[Begin DATA TO USE]

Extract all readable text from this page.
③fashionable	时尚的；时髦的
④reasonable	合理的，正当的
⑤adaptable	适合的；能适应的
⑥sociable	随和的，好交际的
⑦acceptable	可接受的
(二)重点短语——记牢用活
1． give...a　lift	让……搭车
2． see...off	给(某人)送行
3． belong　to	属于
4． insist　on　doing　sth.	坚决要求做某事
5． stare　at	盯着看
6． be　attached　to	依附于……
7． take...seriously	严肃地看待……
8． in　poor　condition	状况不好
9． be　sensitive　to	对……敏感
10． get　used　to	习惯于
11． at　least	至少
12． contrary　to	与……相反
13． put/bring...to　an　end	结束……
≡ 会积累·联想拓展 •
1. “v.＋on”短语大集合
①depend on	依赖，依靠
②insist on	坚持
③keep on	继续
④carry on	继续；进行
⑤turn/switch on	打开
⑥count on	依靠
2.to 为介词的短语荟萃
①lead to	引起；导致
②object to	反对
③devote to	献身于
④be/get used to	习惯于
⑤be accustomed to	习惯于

[End DATA TO USE]

# [YOUR OBJECTIVE]
Exactly as shown, repeat every record.

# [EXERCISE ANSWER]
Extract all readable text from this page.
③fashionable	时尚的；时髦的
④reasonable	合理的，正当的
⑤adaptable	适合的；能适应的
⑥sociable	随和的，好交际的
⑦acceptable	可接受的
(二)重点短语——记牢用活
1． give...a　lift	让……搭车
2． see...off	给(某人)送行
3． belong　to	属于
4． insist　on　doing　sth.	坚决要求做某事
5． stare　at	盯着看
6． be　attached　to	依附于……
7． take...seriously	严肃地看待……
8． in　poor　condition	状况不好
9． be　sensitive　to	对……敏感
10． get　used　to	习惯于
11． at　least	至少
12． contrary　to	与……相反
13． put/bring...to　an　end	结束……
≡ 会积累·联想拓展 •
1. “v.＋on”短语大集合
①depend on	依赖，依靠
②insist on	坚持
③keep on	继续
④carry on	继续；进行
⑤turn/switch on	打开
⑥count on	依靠
2.to 为介词的短语荟萃
①lead to	引起；导致
②object to	反对
③devote to	献身于
④be/get used to	习惯于
⑤be accustomed to	习惯于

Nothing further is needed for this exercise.